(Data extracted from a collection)

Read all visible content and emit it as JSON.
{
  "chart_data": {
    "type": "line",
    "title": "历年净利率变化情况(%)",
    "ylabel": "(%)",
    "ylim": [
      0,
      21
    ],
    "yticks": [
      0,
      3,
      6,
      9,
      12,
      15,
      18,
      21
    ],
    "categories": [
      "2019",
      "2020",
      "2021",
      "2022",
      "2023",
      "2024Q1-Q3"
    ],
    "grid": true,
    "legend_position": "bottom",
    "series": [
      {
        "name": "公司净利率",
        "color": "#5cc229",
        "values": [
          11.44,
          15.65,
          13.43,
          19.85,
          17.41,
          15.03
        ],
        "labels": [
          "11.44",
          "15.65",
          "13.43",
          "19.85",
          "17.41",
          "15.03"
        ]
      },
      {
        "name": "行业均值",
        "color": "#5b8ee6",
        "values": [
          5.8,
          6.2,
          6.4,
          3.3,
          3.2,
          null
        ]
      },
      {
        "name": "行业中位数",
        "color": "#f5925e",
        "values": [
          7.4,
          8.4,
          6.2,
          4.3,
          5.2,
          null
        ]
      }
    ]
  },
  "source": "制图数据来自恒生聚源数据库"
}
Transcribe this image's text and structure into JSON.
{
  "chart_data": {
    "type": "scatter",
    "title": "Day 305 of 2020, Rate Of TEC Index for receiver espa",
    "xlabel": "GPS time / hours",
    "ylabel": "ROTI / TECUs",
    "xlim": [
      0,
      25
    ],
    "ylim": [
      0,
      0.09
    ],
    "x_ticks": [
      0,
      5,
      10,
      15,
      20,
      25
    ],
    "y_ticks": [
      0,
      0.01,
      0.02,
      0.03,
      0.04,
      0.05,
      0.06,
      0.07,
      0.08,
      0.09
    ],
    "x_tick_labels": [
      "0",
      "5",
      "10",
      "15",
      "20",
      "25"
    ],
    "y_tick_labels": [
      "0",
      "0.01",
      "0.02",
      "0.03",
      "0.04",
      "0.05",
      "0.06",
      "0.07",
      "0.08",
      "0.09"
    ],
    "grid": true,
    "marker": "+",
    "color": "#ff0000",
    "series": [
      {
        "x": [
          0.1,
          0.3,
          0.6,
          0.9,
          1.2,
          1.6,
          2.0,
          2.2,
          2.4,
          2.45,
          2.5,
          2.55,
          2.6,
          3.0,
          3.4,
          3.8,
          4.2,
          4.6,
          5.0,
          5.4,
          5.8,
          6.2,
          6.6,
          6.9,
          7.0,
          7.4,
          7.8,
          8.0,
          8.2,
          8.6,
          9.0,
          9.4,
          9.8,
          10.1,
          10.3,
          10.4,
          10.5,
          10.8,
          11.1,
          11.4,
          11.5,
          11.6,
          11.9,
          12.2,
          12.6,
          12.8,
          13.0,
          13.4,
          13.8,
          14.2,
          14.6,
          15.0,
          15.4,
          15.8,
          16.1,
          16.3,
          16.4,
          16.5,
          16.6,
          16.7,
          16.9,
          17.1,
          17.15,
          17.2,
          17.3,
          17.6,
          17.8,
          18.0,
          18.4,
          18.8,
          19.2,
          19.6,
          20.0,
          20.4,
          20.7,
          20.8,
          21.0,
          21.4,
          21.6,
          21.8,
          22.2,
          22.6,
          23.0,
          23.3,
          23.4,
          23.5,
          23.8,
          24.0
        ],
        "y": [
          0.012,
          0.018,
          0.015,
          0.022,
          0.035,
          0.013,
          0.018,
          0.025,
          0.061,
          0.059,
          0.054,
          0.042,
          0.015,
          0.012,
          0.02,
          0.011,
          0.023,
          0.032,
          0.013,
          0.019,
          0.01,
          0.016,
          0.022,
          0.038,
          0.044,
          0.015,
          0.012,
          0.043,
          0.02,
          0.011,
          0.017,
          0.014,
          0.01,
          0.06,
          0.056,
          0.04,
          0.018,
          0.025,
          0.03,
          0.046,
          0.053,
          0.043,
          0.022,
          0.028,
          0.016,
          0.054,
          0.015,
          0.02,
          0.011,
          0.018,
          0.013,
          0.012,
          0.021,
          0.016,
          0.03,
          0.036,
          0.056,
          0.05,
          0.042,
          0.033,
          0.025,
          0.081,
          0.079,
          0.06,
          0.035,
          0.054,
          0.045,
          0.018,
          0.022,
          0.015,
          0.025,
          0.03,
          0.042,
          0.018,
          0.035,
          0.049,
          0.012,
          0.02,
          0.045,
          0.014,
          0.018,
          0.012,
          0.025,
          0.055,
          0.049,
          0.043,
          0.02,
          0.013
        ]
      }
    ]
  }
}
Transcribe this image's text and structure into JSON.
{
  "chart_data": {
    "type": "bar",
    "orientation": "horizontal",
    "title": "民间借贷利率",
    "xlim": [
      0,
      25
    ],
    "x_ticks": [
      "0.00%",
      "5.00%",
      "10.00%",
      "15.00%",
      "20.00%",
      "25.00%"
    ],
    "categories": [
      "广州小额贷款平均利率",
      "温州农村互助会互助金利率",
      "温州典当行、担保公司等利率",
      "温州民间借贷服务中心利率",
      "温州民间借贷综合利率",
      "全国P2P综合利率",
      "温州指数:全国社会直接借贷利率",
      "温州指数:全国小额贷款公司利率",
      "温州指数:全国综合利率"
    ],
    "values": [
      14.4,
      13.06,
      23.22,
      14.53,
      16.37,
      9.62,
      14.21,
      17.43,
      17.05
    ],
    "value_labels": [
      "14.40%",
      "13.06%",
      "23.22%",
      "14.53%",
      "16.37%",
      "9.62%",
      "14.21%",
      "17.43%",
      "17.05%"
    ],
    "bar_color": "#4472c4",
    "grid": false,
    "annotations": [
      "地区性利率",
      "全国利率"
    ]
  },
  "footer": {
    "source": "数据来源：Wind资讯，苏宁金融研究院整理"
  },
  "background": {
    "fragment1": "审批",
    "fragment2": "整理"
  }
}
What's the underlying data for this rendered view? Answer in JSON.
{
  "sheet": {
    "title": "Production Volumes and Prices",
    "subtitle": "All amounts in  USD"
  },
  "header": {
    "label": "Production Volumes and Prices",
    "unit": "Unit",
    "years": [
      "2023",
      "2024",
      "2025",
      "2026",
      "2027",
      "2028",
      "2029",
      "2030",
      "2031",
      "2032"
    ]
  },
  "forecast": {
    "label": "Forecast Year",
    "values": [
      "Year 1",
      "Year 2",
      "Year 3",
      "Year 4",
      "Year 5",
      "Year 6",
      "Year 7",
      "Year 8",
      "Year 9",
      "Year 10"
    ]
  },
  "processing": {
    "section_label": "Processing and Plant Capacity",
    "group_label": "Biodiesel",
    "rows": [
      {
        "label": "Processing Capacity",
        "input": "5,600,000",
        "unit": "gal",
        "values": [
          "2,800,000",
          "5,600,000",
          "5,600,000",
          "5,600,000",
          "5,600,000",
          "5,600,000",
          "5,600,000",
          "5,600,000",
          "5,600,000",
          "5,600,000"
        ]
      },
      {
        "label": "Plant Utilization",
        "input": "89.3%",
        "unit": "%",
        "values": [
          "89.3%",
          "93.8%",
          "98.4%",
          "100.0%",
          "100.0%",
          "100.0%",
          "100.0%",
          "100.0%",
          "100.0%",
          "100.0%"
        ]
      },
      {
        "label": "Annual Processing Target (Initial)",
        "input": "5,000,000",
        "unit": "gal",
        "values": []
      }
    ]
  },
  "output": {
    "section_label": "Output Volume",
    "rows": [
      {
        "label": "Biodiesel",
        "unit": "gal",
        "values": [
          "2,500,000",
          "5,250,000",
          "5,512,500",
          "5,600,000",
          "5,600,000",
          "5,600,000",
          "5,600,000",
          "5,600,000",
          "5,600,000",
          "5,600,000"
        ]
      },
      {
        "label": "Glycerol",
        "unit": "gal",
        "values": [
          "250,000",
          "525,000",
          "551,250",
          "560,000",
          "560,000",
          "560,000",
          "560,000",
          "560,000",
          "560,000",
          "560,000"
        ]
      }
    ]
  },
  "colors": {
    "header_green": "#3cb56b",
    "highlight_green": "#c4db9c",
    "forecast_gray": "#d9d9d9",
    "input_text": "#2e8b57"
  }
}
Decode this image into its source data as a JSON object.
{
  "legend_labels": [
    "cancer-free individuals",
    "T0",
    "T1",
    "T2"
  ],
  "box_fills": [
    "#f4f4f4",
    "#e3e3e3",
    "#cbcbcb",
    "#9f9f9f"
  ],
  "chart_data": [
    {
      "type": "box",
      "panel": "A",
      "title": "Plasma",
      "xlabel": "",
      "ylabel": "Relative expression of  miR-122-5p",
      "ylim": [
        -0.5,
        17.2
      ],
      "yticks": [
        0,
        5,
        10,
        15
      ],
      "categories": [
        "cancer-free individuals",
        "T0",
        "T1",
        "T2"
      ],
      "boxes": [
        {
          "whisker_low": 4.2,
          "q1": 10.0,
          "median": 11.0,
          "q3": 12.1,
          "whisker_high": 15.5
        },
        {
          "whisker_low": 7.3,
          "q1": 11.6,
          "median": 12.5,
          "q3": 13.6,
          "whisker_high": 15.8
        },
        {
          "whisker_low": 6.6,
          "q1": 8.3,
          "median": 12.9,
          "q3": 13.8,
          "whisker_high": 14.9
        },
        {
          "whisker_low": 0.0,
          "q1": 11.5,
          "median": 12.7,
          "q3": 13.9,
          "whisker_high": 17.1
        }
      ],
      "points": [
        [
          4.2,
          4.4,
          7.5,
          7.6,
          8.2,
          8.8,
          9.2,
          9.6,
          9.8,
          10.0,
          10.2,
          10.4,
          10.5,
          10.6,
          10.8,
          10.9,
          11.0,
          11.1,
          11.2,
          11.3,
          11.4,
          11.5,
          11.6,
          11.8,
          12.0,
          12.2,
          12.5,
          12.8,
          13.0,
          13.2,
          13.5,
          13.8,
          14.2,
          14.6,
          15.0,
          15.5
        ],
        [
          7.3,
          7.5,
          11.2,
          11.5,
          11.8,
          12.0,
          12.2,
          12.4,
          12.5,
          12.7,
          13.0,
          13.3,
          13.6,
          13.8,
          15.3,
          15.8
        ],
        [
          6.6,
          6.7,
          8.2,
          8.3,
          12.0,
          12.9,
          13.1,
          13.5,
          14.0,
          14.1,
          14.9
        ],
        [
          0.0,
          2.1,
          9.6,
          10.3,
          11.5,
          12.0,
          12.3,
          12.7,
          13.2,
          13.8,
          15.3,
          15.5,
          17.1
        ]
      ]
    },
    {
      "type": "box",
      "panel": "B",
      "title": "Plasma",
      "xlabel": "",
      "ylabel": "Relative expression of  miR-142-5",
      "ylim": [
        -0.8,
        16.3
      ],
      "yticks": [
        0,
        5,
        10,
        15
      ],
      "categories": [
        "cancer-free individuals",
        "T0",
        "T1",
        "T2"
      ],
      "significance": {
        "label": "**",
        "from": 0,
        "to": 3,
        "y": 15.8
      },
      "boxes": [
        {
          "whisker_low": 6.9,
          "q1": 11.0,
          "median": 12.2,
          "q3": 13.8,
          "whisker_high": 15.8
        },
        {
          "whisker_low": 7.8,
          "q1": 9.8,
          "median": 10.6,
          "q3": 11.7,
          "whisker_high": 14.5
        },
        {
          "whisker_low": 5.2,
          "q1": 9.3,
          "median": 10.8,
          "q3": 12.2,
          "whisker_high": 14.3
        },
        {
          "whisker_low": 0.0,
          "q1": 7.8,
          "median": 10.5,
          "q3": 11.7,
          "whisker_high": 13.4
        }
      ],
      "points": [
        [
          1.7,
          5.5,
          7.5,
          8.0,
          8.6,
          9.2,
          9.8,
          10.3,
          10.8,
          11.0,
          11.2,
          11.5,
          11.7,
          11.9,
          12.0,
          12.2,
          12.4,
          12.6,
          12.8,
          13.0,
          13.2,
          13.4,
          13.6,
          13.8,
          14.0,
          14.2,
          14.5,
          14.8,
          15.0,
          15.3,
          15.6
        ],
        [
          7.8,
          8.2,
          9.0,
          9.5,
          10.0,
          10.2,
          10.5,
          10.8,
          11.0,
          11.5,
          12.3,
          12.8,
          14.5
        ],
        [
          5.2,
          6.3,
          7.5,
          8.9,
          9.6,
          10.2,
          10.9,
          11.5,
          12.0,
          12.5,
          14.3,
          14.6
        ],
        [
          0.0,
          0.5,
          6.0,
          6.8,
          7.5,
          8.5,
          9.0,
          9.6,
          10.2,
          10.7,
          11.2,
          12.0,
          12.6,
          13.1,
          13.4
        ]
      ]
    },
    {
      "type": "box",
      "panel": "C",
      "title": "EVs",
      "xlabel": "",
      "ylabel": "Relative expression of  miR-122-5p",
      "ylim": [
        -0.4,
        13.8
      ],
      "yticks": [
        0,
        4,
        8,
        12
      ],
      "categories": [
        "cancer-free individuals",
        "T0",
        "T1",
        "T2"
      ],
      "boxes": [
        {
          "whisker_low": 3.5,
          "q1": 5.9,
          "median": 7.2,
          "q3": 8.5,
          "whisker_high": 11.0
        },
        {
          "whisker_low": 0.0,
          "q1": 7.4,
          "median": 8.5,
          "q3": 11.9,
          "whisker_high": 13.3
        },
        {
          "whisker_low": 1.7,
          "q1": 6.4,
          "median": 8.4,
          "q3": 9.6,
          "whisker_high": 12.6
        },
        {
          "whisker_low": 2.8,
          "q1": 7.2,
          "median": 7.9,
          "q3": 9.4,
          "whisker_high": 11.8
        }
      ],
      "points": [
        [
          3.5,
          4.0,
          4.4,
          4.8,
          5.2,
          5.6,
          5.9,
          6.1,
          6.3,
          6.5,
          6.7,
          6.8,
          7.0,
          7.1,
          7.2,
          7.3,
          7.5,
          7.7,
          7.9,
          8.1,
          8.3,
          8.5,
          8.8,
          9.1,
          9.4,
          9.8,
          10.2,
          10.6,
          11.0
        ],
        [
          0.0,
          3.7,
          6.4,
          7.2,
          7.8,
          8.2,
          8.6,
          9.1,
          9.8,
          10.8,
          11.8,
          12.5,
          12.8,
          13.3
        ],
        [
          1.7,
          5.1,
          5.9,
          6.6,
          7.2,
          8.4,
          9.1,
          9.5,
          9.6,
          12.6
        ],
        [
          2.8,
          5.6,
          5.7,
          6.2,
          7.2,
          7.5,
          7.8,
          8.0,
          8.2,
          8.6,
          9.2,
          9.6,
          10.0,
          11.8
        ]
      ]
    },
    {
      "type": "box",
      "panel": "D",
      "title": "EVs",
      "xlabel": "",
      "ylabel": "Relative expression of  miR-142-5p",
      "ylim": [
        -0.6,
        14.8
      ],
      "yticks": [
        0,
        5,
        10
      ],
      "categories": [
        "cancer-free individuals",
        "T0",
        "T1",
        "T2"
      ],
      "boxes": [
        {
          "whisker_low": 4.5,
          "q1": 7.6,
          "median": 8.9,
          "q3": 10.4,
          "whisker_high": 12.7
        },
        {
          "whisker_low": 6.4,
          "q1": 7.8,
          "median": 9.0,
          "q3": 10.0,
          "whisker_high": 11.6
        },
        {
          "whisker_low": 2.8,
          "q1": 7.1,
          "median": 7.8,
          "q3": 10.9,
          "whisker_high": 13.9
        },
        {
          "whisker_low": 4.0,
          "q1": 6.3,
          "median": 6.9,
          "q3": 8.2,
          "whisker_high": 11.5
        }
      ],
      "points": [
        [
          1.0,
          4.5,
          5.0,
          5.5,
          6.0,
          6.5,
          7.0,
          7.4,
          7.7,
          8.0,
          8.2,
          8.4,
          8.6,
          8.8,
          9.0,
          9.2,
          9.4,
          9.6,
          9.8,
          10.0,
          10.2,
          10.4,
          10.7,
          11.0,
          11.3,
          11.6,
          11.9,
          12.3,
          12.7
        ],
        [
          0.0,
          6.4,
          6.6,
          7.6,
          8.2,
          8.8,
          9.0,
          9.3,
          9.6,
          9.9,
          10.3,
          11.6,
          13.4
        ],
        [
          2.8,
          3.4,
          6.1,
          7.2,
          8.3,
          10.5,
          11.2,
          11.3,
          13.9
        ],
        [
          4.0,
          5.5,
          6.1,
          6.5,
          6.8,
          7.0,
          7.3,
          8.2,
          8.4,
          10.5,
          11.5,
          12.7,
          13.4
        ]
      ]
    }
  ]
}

# [Exercise]
Gather each line in the entries above where the string "expression" is found.

# [Expected answer]
      "ylabel": "Relative expression of  miR-122-5p",
      "ylabel": "Relative expression of  miR-142-5",
      "ylabel": "Relative expression of  miR-122-5p",
      "ylabel": "Relative expression of  miR-142-5p",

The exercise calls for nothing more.